Report, word for word, every line of the material that contains "title".

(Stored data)
= = = = =

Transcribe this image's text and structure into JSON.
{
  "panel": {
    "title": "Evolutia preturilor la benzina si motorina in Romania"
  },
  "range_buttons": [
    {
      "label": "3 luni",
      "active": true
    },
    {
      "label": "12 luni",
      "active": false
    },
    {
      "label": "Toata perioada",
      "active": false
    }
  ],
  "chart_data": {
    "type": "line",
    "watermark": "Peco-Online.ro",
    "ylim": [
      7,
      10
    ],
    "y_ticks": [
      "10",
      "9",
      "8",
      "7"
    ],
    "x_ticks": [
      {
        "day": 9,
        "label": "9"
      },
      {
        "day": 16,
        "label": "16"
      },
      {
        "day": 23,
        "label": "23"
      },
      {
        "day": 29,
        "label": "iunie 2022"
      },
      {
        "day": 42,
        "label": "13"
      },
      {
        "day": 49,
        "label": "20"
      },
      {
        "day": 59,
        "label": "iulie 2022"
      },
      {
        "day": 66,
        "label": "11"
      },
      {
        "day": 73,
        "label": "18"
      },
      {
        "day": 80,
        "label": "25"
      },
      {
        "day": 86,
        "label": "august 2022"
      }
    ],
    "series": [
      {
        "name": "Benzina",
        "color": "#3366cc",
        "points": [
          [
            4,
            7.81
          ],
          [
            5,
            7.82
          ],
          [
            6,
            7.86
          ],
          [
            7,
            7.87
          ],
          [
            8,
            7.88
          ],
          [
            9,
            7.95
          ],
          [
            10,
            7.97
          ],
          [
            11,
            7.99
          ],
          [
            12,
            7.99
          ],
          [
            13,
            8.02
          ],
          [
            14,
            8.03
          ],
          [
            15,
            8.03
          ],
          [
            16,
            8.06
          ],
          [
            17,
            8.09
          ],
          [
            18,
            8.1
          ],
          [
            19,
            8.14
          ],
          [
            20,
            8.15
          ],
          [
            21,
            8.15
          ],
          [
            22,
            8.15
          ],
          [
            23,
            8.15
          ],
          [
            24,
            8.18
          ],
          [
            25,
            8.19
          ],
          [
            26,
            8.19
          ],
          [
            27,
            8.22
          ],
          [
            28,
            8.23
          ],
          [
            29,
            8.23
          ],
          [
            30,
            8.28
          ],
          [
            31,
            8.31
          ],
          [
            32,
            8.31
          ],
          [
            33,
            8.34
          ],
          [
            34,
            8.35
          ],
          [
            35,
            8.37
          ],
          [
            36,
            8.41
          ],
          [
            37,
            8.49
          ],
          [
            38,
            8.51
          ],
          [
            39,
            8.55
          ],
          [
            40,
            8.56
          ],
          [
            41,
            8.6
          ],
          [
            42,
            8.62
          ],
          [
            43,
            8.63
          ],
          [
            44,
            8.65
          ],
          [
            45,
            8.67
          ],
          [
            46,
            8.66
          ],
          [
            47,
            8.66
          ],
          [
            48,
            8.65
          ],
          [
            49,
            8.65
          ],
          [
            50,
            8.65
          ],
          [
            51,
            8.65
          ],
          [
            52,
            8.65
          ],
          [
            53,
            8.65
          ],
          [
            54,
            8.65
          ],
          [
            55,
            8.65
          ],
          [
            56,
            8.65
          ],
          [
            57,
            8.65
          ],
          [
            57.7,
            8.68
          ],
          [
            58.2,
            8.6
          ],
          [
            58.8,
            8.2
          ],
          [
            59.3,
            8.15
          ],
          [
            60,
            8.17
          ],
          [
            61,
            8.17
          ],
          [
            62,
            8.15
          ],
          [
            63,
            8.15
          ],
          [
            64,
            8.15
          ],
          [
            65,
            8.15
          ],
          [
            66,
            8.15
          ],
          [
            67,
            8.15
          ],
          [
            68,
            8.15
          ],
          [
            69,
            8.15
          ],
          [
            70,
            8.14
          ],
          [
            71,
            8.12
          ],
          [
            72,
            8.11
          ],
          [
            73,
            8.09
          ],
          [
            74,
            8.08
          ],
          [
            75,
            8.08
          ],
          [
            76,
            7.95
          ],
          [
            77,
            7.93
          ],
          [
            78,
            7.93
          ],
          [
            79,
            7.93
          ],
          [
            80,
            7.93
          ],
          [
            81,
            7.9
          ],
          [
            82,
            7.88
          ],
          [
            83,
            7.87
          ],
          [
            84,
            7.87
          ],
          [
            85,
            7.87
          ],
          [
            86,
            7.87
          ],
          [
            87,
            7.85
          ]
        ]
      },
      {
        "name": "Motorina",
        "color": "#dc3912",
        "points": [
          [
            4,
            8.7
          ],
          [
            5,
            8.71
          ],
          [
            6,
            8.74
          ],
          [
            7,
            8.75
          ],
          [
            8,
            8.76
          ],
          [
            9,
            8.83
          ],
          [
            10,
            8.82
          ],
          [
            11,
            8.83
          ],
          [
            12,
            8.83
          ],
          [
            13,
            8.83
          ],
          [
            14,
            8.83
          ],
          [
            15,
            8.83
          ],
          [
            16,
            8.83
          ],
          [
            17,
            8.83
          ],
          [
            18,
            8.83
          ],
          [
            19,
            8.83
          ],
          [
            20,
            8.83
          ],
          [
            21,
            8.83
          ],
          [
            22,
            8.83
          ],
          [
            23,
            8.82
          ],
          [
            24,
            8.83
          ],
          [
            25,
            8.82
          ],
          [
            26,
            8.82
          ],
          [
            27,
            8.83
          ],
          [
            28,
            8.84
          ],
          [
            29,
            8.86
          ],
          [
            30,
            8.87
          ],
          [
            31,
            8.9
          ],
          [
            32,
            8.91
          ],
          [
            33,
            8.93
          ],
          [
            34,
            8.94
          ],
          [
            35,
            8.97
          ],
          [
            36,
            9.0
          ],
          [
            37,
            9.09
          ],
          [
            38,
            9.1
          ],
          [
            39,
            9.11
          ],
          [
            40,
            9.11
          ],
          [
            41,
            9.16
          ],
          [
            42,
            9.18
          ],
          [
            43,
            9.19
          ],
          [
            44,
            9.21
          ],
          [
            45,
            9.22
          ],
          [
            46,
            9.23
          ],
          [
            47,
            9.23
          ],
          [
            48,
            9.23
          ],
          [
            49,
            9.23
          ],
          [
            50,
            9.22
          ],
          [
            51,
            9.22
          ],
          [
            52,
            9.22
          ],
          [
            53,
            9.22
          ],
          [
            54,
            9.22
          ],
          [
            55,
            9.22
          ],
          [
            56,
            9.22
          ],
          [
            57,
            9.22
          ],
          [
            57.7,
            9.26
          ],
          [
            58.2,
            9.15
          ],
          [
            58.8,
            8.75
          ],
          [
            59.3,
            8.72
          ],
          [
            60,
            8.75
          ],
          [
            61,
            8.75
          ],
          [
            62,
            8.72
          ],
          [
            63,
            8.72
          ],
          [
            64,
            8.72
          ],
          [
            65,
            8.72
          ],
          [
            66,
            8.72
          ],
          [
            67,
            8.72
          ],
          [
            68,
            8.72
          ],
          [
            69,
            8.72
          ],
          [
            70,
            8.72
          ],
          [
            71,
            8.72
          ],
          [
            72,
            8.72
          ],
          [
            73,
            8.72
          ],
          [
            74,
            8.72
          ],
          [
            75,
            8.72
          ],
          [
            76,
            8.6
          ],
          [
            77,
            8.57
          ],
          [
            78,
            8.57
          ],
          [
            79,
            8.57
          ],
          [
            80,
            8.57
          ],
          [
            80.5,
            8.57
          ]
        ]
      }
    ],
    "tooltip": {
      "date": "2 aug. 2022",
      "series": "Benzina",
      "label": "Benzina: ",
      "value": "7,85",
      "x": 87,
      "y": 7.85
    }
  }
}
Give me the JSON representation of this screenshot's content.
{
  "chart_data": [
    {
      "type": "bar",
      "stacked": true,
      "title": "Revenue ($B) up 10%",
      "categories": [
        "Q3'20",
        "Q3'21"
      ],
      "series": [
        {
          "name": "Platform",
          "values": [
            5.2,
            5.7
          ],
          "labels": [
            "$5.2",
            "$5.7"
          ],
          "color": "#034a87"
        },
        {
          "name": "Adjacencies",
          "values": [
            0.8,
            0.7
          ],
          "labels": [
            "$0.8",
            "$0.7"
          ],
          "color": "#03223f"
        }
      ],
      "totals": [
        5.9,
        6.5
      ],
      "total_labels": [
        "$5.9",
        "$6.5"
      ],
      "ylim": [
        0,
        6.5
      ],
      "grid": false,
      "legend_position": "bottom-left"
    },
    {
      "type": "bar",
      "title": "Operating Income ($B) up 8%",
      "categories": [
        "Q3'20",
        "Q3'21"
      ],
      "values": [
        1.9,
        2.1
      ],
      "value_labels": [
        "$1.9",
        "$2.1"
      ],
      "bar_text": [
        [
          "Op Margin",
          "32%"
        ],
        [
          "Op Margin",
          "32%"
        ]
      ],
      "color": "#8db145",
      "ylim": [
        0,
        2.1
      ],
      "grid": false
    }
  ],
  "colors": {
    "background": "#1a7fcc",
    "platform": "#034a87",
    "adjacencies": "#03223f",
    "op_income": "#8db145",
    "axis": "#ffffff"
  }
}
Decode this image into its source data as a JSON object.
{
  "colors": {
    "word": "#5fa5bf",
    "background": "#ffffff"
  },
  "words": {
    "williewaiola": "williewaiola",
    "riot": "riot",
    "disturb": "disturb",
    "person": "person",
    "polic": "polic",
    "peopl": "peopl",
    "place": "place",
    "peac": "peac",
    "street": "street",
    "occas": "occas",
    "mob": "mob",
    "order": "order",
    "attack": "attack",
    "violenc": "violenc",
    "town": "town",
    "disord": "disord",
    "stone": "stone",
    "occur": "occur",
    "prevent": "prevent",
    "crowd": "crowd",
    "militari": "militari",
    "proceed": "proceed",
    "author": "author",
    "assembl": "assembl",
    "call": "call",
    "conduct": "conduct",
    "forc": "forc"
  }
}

= = = = =

Answer to this problem:
    "title": "Evolutia preturilor la benzina si motorina in Romania"
      "title": "Revenue ($B) up 10%",
      "title": "Operating Income ($B) up 8%",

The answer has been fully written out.